**Dataset records:**
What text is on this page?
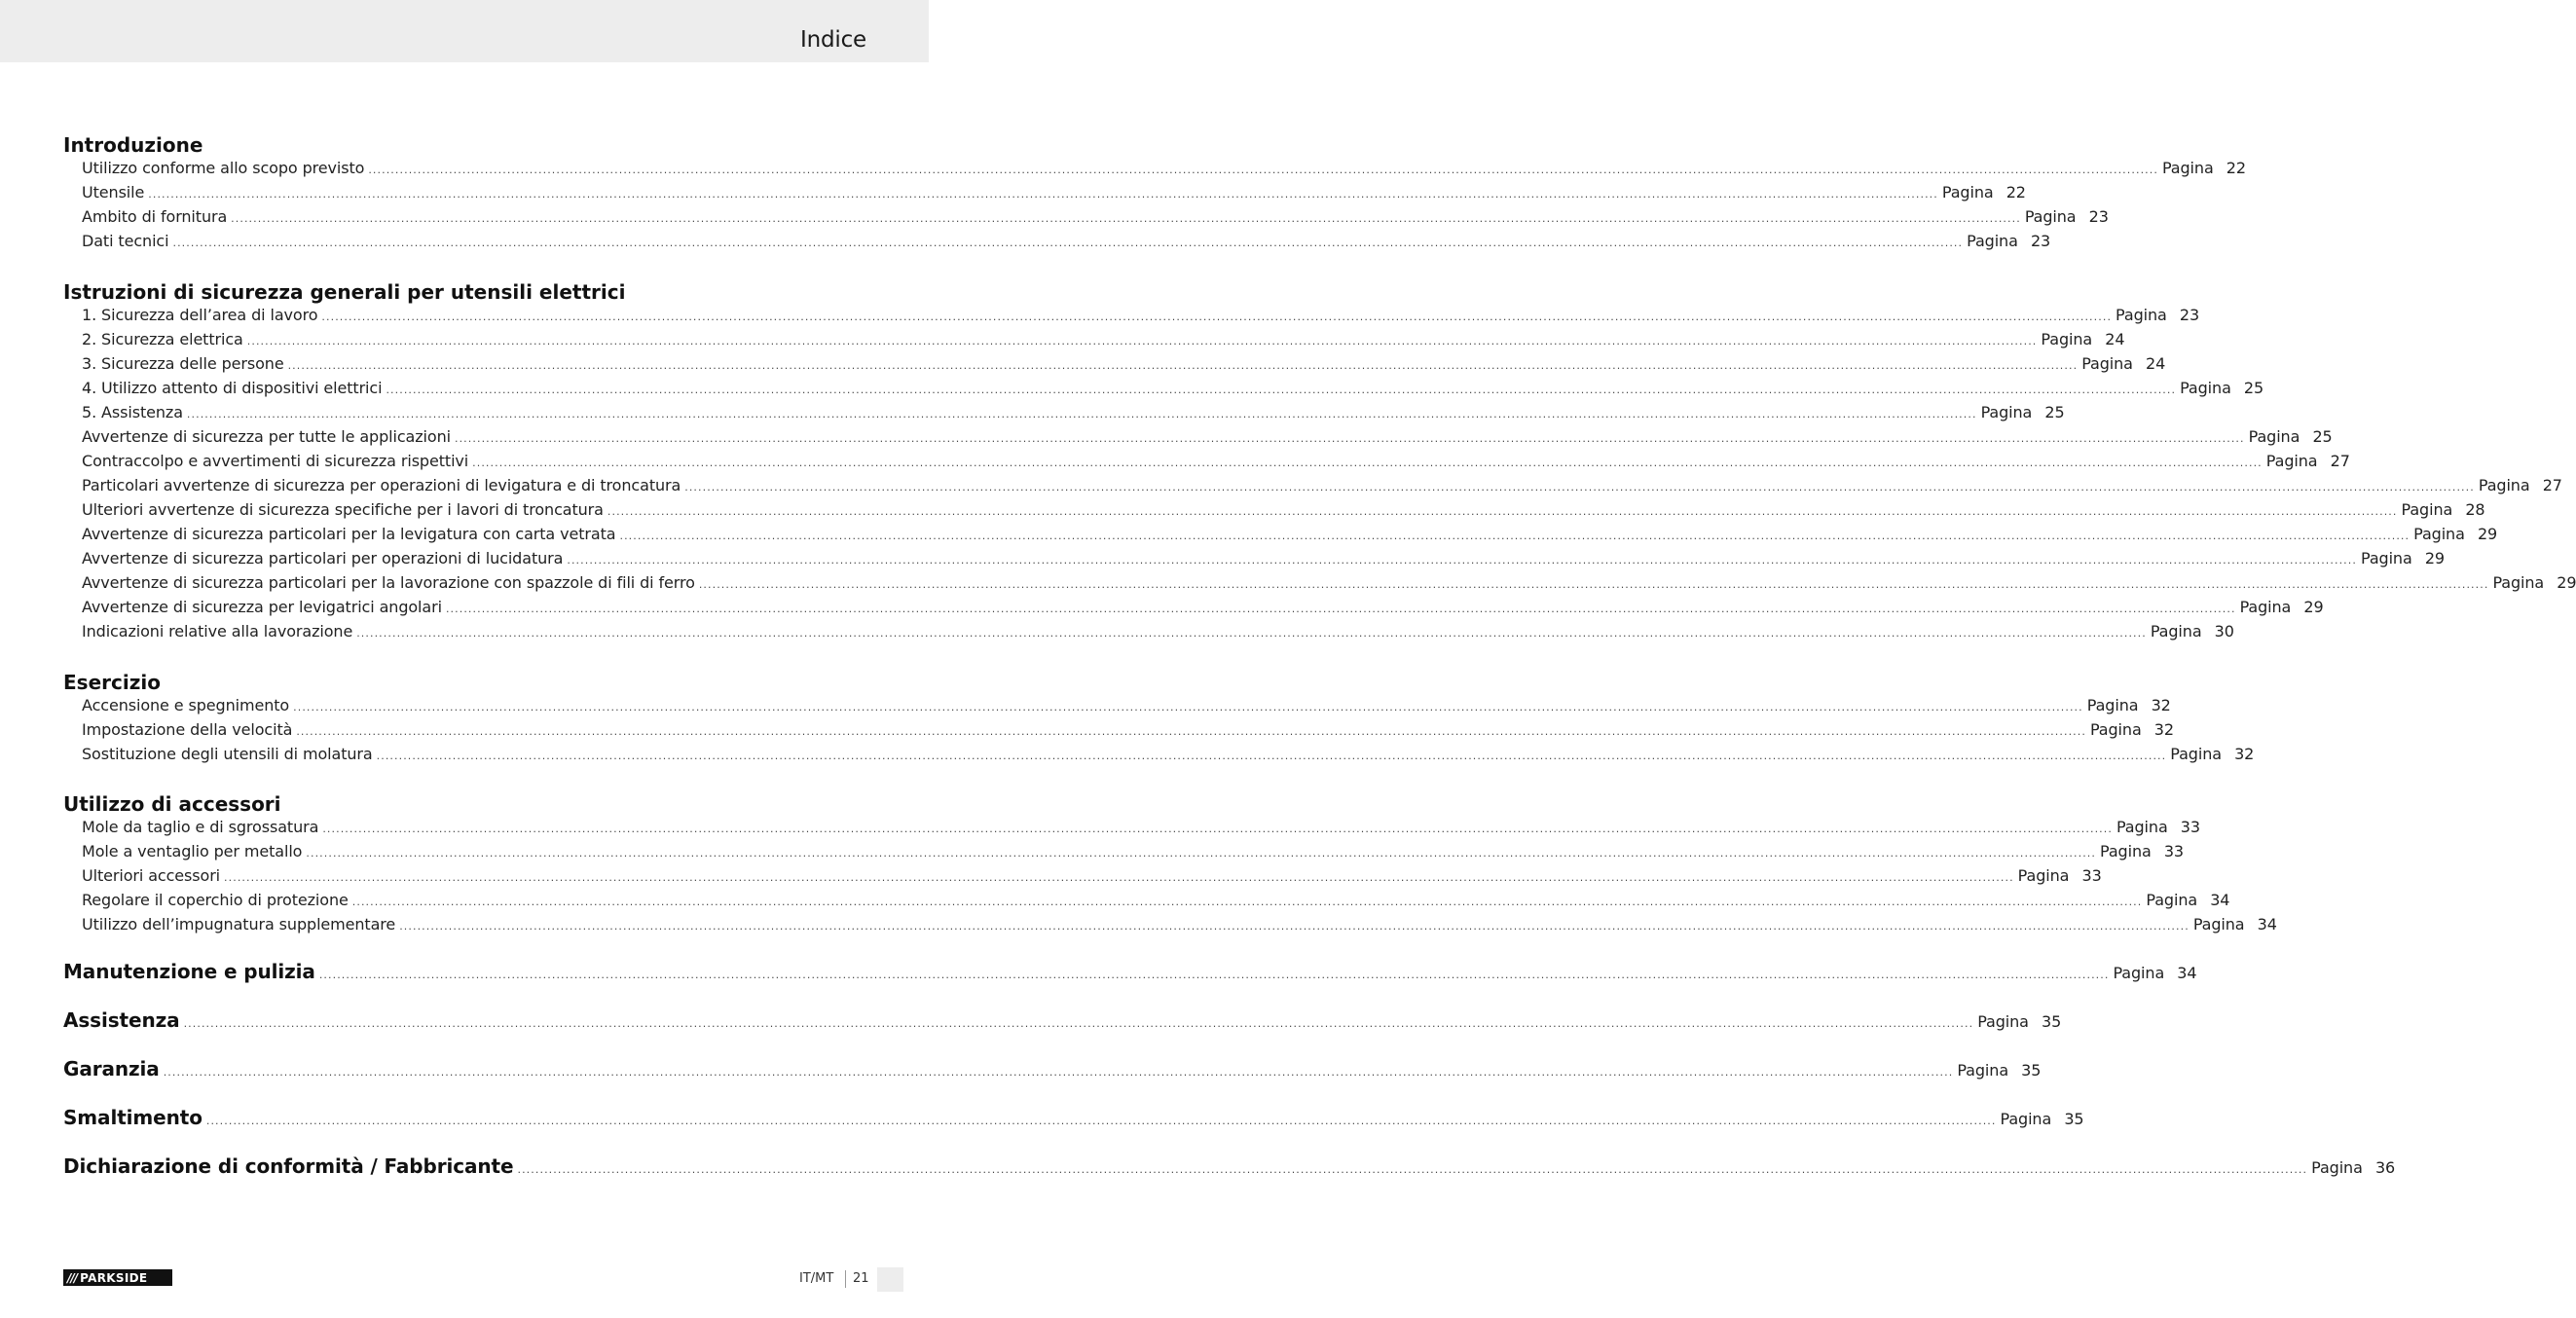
Indice
Introduzione
Utilizzo conforme allo scopo previsto ................................................................................................................................................................................................................................................................................................................................................................................................................ Pagina 22
Utensile ................................................................................................................................................................................................................................................................................................................................................................................................................ Pagina 22
Ambito di fornitura ................................................................................................................................................................................................................................................................................................................................................................................................................ Pagina 23
Dati tecnici ................................................................................................................................................................................................................................................................................................................................................................................................................ Pagina 23
Istruzioni di sicurezza generali per utensili elettrici
1. Sicurezza dell’area di lavoro ................................................................................................................................................................................................................................................................................................................................................................................................................ Pagina 23
2. Sicurezza elettrica ................................................................................................................................................................................................................................................................................................................................................................................................................ Pagina 24
3. Sicurezza delle persone ................................................................................................................................................................................................................................................................................................................................................................................................................ Pagina 24
4. Utilizzo attento di dispositivi elettrici ................................................................................................................................................................................................................................................................................................................................................................................................................ Pagina 25
5. Assistenza ................................................................................................................................................................................................................................................................................................................................................................................................................ Pagina 25
Avvertenze di sicurezza per tutte le applicazioni ................................................................................................................................................................................................................................................................................................................................................................................................................ Pagina 25
Contraccolpo e avvertimenti di sicurezza rispettivi ................................................................................................................................................................................................................................................................................................................................................................................................................ Pagina 27
Particolari avvertenze di sicurezza per operazioni di levigatura e di troncatura ................................................................................................................................................................................................................................................................................................................................................................................................................ Pagina 27
Ulteriori avvertenze di sicurezza specifiche per i lavori di troncatura ................................................................................................................................................................................................................................................................................................................................................................................................................ Pagina 28
Avvertenze di sicurezza particolari per la levigatura con carta vetrata ................................................................................................................................................................................................................................................................................................................................................................................................................ Pagina 29
Avvertenze di sicurezza particolari per operazioni di lucidatura ................................................................................................................................................................................................................................................................................................................................................................................................................ Pagina 29
Avvertenze di sicurezza particolari per la lavorazione con spazzole di fili di ferro ................................................................................................................................................................................................................................................................................................................................................................................................................ Pagina 29
Avvertenze di sicurezza per levigatrici angolari ................................................................................................................................................................................................................................................................................................................................................................................................................ Pagina 29
Indicazioni relative alla lavorazione ................................................................................................................................................................................................................................................................................................................................................................................................................ Pagina 30
Esercizio
Accensione e spegnimento ................................................................................................................................................................................................................................................................................................................................................................................................................ Pagina 32
Impostazione della velocità ................................................................................................................................................................................................................................................................................................................................................................................................................ Pagina 32
Sostituzione degli utensili di molatura ................................................................................................................................................................................................................................................................................................................................................................................................................ Pagina 32
Utilizzo di accessori
Mole da taglio e di sgrossatura ................................................................................................................................................................................................................................................................................................................................................................................................................ Pagina 33
Mole a ventaglio per metallo ................................................................................................................................................................................................................................................................................................................................................................................................................ Pagina 33
Ulteriori accessori ................................................................................................................................................................................................................................................................................................................................................................................................................ Pagina 33
Regolare il coperchio di protezione ................................................................................................................................................................................................................................................................................................................................................................................................................ Pagina 34
Utilizzo dell’impugnatura supplementare ................................................................................................................................................................................................................................................................................................................................................................................................................ Pagina 34
Manutenzione e pulizia ................................................................................................................................................................................................................................................................................................................................................................................................................ Pagina 34
Assistenza ................................................................................................................................................................................................................................................................................................................................................................................................................ Pagina 35
Garanzia ................................................................................................................................................................................................................................................................................................................................................................................................................ Pagina 35
Smaltimento ................................................................................................................................................................................................................................................................................................................................................................................................................ Pagina 35
Dichiarazione di conformità / Fabbricante ................................................................................................................................................................................................................................................................................................................................................................................................................ Pagina 36
/// PARKSIDE	IT/MT 21
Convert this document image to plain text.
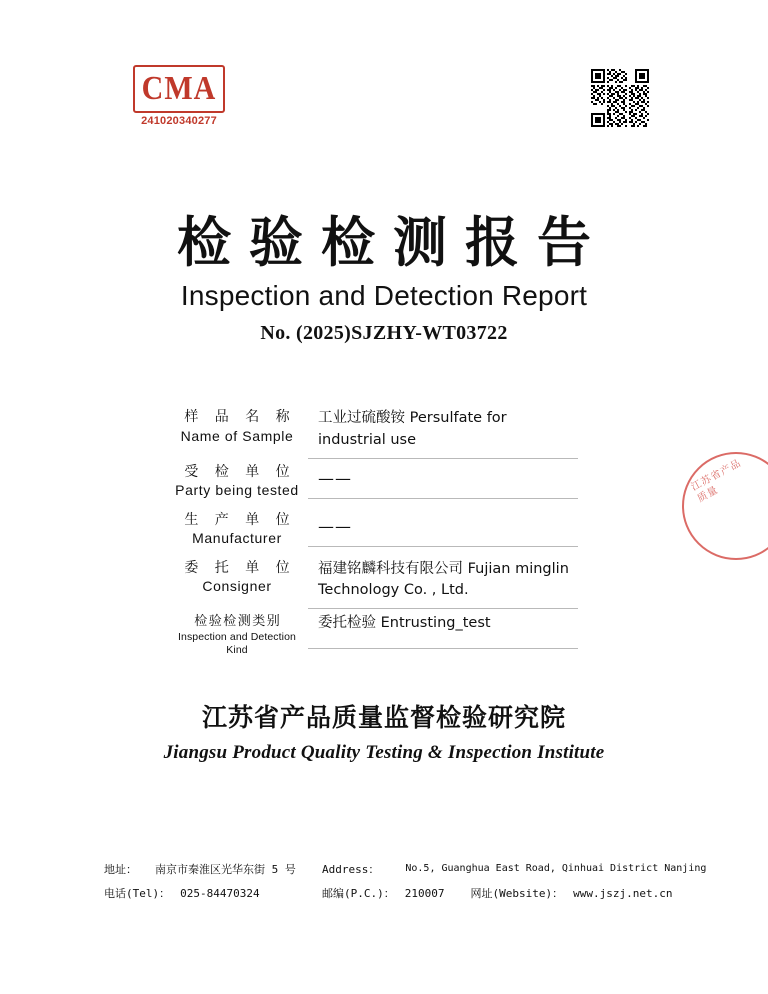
CMA
241020340277
检验检测报告
Inspection and Detection Report
No. (2025)SJZHY-WT03722
样 品 名 称
Name of Sample
工业过硫酸铵 Persulfate for industrial use
受 检 单 位
Party being tested
——
生 产 单 位
Manufacturer
——
委 托 单 位
Consigner
福建铭麟科技有限公司 Fujian minglin Technology Co. , Ltd.
检验检测类别
Inspection and Detection Kind
委托检验 Entrusting_test
江苏省产品质量
江苏省产品质量监督检验研究院
Jiangsu Product Quality Testing & Inspection Institute
地址： 南京市秦淮区光华东街 5 号 Address：	No.5, Guanghua East Road, Qinhuai District Nanjing
电话(Tel)： 025-84470324	邮编(P.C.)： 210007 网址(Website)： www.jszj.net.cn
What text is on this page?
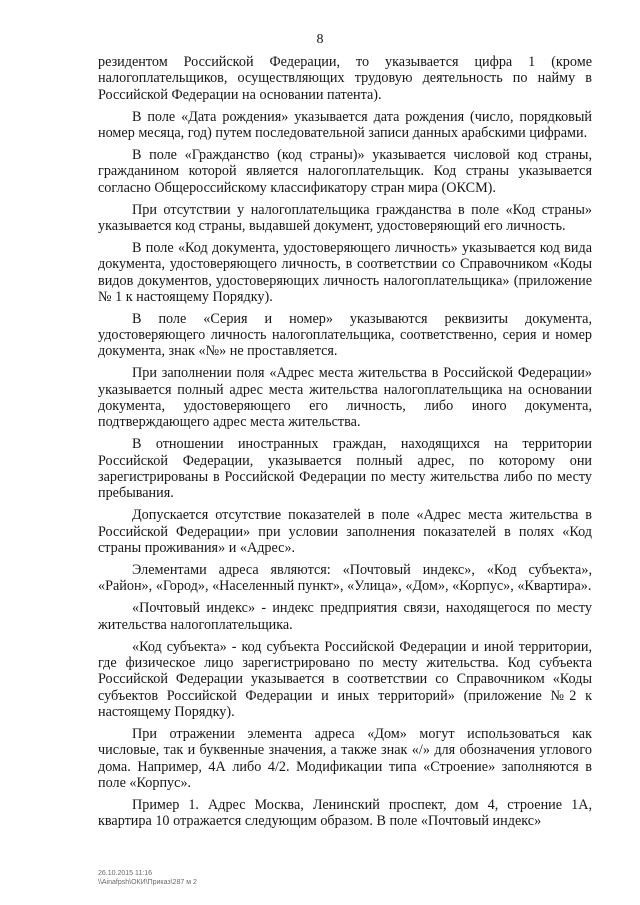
8

резидентом Российской Федерации, то указывается цифра 1 (кроме налогоплательщиков, осуществляющих трудовую деятельность по найму в Российской Федерации на основании патента).

В поле «Дата рождения» указывается дата рождения (число, порядковый номер месяца, год) путем последовательной записи данных арабскими цифрами.

В поле «Гражданство (код страны)» указывается числовой код страны, гражданином которой является налогоплательщик. Код страны указывается согласно Общероссийскому классификатору стран мира (ОКСМ).

При отсутствии у налогоплательщика гражданства в поле «Код страны» указывается код страны, выдавшей документ, удостоверяющий его личность.

В поле «Код документа, удостоверяющего личность» указывается код вида документа, удостоверяющего личность, в соответствии со Справочником «Коды видов документов, удостоверяющих личность налогоплательщика» (приложение № 1 к настоящему Порядку).

В поле «Серия и номер» указываются реквизиты документа, удостоверяющего личность налогоплательщика, соответственно, серия и номер документа, знак «№» не проставляется.

При заполнении поля «Адрес места жительства в Российской Федерации» указывается полный адрес места жительства налогоплательщика на основании документа, удостоверяющего его личность, либо иного документа, подтверждающего адрес места жительства.

В отношении иностранных граждан, находящихся на территории Российской Федерации, указывается полный адрес, по которому они зарегистрированы в Российской Федерации по месту жительства либо по месту пребывания.

Допускается отсутствие показателей в поле «Адрес места жительства в Российской Федерации» при условии заполнения показателей в полях «Код страны проживания» и «Адрес».

Элементами адреса являются: «Почтовый индекс», «Код субъекта», «Район», «Город», «Населенный пункт», «Улица», «Дом», «Корпус», «Квартира».

«Почтовый индекс» - индекс предприятия связи, находящегося по месту жительства налогоплательщика.

«Код субъекта» - код субъекта Российской Федерации и иной территории, где физическое лицо зарегистрировано по месту жительства. Код субъекта Российской Федерации указывается в соответствии со Справочником «Коды субъектов Российской Федерации и иных территорий» (приложение №2 к настоящему Порядку).

При отражении элемента адреса «Дом» могут использоваться как числовые, так и буквенные значения, а также знак «/» для обозначения углового дома. Например, 4А либо 4/2. Модификации типа «Строение» заполняются в поле «Корпус».

Пример 1. Адрес Москва, Ленинский проспект, дом 4, строение 1А, квартира 10 отражается следующим образом. В поле «Почтовый индекс»

26.10.2015 11:16
\\Ainafpsh\ОКИ\Приказ\287 м 2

**What you are asked to do:** Find every line containing the word "поле", then give the total and nothing more.

**Task output:** 8